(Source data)
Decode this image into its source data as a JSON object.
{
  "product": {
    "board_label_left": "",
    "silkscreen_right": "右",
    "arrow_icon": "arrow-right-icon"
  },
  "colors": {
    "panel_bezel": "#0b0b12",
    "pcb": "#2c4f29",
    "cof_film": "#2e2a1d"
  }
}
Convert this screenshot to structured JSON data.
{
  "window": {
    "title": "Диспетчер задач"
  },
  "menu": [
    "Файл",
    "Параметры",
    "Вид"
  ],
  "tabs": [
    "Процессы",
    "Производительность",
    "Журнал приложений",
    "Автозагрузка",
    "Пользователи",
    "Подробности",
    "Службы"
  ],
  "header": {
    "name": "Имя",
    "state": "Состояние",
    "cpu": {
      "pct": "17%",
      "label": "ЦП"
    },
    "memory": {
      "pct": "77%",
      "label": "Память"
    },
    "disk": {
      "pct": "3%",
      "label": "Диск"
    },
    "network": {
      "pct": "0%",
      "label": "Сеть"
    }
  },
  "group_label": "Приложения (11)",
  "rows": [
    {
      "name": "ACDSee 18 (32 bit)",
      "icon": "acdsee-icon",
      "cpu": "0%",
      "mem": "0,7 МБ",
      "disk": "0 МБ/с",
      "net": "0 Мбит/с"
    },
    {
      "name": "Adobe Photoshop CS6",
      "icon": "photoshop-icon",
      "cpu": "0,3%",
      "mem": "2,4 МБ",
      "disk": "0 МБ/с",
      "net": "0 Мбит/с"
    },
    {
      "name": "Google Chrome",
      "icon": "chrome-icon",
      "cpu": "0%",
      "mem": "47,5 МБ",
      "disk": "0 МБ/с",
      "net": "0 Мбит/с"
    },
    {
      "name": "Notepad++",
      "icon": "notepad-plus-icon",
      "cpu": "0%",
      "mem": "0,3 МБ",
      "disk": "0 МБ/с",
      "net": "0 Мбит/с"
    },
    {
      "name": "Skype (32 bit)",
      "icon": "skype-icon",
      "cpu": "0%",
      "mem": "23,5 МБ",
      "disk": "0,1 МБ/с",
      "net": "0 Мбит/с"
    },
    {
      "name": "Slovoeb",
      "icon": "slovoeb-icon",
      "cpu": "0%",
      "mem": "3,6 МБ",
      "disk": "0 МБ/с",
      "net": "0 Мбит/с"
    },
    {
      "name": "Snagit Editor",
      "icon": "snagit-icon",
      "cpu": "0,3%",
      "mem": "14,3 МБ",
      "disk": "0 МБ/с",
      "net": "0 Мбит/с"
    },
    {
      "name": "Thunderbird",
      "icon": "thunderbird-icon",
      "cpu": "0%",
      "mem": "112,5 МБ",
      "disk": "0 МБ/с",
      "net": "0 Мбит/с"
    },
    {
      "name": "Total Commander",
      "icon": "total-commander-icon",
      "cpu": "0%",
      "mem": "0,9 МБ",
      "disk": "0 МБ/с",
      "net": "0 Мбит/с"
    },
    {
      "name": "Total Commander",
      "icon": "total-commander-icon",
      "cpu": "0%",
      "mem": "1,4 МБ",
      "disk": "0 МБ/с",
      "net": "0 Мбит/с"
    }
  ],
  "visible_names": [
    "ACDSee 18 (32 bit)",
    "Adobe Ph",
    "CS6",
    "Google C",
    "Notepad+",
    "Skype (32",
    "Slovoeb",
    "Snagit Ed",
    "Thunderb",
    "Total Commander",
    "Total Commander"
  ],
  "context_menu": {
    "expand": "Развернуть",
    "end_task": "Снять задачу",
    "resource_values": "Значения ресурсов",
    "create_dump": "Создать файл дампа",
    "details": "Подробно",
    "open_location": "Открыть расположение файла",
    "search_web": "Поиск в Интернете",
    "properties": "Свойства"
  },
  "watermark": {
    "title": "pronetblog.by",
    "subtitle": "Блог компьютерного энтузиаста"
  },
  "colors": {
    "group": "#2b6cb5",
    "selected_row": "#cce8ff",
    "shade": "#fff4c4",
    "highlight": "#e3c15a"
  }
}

What needs to be done ▸ Select all lines in the listing that include the word "JSON".

Problem solution ▸
Decode this image into its source data as a JSON object.
Convert this screenshot to structured JSON data.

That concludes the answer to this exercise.